(Extracted records)
________________

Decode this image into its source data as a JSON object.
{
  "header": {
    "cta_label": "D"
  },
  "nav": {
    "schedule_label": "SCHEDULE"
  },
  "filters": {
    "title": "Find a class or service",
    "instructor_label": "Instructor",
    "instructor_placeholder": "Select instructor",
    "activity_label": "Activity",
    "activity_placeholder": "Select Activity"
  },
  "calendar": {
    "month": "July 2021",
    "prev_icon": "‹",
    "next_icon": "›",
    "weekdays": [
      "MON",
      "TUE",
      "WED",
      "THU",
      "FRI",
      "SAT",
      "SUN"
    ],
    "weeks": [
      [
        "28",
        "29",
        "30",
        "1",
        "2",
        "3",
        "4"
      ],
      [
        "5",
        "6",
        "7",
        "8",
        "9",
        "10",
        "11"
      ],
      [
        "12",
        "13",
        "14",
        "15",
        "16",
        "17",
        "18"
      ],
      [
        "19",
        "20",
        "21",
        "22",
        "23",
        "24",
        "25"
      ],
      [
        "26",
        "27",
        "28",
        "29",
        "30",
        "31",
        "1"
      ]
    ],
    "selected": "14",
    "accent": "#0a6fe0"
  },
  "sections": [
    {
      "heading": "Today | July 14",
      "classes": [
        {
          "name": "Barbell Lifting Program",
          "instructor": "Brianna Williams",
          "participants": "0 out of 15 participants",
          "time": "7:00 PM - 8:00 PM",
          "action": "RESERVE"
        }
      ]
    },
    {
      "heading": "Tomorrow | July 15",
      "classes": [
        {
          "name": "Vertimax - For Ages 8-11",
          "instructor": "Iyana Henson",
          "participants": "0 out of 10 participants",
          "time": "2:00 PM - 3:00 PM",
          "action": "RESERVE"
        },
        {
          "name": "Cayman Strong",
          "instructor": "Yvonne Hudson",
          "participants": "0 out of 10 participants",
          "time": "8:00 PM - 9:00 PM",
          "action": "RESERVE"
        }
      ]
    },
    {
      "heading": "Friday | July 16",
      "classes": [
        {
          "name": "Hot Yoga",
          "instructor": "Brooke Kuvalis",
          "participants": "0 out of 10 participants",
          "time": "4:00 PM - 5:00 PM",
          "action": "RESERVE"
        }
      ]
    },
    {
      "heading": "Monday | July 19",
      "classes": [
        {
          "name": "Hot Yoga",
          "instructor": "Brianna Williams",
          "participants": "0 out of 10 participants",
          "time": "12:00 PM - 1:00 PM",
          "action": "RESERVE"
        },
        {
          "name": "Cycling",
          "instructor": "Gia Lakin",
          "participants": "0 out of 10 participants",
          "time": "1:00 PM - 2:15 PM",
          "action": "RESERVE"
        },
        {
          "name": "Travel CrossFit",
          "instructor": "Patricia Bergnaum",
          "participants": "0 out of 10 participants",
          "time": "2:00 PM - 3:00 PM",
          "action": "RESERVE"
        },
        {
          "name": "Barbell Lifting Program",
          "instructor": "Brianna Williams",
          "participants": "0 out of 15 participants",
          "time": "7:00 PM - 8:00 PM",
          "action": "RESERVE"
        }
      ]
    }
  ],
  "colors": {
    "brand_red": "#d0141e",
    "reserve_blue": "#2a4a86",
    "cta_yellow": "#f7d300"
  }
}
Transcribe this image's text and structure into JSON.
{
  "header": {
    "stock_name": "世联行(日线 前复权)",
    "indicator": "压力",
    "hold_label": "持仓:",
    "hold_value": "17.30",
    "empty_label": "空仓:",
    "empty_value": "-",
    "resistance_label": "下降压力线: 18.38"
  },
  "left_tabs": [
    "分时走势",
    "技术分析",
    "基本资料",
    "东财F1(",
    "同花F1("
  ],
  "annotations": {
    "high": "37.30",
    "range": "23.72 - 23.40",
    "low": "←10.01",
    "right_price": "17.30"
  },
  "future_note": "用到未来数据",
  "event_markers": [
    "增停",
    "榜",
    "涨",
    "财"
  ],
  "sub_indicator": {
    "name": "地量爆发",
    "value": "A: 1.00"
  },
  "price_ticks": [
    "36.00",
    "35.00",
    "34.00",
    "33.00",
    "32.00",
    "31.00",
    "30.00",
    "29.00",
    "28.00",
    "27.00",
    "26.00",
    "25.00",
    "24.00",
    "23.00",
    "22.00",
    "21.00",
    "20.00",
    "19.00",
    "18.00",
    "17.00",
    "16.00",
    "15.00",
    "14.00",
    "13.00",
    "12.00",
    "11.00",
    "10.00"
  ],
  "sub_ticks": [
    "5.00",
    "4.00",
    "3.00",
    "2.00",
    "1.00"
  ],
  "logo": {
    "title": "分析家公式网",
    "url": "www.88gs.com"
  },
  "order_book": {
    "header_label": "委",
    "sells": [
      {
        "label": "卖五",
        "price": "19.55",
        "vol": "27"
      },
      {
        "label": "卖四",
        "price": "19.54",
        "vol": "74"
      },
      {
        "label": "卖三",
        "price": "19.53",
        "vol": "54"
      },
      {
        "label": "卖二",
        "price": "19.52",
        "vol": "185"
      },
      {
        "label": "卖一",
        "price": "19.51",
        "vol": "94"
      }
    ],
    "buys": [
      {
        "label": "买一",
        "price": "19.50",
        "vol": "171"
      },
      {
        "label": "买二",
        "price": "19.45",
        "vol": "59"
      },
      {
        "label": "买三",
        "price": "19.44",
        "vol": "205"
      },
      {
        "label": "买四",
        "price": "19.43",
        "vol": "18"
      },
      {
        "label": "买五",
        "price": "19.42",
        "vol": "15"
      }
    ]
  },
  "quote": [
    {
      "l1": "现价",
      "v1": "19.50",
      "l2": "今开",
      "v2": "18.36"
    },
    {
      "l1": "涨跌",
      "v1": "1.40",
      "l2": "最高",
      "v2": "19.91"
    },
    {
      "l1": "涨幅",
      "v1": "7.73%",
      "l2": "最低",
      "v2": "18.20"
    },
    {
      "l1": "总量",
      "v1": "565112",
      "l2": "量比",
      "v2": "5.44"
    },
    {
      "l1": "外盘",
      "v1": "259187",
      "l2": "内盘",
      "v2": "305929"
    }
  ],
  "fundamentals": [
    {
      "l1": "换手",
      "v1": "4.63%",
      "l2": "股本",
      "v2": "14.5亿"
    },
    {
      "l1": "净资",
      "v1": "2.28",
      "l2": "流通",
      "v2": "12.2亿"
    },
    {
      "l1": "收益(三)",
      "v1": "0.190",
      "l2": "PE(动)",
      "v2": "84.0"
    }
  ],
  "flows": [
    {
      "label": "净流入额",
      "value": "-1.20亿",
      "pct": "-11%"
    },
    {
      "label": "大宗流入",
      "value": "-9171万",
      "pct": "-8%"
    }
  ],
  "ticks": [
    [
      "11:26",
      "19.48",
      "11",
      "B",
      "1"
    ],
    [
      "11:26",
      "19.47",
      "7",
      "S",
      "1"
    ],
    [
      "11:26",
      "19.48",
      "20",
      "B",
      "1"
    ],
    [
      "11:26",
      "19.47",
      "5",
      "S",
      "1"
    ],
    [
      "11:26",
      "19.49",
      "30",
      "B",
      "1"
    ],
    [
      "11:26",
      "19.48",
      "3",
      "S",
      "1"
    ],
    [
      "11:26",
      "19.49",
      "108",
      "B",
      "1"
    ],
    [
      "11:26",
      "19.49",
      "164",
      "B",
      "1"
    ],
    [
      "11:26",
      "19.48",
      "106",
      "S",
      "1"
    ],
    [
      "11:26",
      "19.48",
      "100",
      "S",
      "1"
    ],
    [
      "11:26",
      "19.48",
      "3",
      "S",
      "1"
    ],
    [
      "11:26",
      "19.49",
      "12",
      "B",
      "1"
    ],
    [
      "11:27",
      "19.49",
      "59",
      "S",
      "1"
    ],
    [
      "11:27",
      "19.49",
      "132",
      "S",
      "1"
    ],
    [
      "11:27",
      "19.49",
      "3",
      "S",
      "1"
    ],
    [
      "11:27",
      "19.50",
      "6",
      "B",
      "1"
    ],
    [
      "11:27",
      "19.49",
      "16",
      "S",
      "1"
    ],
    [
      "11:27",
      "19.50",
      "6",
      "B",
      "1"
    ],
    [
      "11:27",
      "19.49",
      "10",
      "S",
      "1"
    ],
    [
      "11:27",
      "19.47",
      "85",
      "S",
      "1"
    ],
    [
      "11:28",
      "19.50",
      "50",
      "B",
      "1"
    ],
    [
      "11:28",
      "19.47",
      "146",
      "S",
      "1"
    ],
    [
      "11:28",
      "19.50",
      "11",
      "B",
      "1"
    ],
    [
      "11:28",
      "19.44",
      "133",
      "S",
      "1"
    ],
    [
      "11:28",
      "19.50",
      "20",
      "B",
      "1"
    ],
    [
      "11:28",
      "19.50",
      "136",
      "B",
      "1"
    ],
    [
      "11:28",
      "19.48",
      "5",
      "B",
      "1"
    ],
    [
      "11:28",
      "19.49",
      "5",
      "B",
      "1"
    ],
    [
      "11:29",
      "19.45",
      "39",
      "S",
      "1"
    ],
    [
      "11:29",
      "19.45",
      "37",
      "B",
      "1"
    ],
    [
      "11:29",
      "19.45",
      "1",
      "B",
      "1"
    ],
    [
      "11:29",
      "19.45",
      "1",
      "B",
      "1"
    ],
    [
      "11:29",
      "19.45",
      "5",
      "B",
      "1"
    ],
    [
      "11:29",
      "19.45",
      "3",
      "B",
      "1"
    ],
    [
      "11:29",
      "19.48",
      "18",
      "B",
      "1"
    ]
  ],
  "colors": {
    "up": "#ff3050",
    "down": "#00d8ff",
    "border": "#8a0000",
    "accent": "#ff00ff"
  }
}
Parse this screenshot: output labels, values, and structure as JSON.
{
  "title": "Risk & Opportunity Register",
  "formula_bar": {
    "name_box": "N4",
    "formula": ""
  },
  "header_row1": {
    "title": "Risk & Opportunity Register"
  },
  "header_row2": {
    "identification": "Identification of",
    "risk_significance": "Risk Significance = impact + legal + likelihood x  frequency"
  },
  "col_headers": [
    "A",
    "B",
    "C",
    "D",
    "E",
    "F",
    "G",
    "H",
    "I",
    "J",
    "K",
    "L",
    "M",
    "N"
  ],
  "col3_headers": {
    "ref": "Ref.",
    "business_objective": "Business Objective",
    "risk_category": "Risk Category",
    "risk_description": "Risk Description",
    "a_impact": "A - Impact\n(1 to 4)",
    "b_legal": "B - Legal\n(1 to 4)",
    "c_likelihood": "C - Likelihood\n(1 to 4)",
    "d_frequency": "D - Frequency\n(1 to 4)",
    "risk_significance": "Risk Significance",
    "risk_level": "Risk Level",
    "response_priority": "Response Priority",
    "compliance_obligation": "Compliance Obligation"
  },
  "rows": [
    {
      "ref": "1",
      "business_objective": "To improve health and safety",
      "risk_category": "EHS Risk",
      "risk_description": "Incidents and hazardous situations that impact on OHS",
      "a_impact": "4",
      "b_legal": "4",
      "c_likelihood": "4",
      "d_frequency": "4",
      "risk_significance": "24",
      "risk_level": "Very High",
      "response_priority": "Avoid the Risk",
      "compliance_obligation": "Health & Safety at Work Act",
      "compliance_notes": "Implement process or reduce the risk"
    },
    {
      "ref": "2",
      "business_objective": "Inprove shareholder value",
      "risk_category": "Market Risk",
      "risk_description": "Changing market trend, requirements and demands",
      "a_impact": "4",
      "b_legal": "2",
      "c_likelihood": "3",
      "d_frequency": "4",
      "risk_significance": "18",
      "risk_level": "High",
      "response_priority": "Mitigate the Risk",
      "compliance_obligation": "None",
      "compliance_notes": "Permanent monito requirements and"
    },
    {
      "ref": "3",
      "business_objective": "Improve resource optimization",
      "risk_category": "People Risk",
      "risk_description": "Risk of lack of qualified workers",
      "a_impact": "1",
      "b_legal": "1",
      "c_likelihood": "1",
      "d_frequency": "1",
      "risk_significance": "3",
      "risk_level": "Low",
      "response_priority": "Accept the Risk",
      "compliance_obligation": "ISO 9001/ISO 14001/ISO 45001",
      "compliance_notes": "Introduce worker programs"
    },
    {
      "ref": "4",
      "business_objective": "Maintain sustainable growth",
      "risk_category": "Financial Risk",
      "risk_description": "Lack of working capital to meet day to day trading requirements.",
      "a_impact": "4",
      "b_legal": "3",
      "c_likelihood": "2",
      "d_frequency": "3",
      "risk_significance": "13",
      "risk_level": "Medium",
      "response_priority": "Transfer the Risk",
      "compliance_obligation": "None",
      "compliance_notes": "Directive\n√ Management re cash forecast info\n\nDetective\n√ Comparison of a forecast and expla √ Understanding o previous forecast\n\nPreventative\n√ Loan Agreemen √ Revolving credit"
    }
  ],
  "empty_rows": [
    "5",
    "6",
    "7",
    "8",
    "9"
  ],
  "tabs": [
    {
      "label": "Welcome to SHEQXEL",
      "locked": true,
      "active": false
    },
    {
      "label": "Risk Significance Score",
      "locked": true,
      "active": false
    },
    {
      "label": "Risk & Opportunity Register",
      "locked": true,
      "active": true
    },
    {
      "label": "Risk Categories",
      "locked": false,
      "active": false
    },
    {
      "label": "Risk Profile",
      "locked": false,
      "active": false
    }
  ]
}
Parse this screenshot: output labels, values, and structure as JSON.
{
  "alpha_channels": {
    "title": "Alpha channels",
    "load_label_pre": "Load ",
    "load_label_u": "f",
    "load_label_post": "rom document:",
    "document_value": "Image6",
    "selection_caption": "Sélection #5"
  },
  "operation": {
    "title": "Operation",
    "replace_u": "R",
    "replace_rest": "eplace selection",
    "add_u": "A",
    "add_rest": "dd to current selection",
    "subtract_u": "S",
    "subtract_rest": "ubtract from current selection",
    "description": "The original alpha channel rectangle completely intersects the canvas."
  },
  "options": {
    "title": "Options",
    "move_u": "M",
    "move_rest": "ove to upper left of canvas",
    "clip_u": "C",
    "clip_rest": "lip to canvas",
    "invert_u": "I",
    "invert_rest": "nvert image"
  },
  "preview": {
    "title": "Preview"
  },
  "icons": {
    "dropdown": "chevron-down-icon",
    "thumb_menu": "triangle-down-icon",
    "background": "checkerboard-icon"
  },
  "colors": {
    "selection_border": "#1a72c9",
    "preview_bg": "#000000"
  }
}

________________

#### Directions for this task
State the number of lines in this listing that contain the string "time", and add nothing else.

#### Exercise answer
8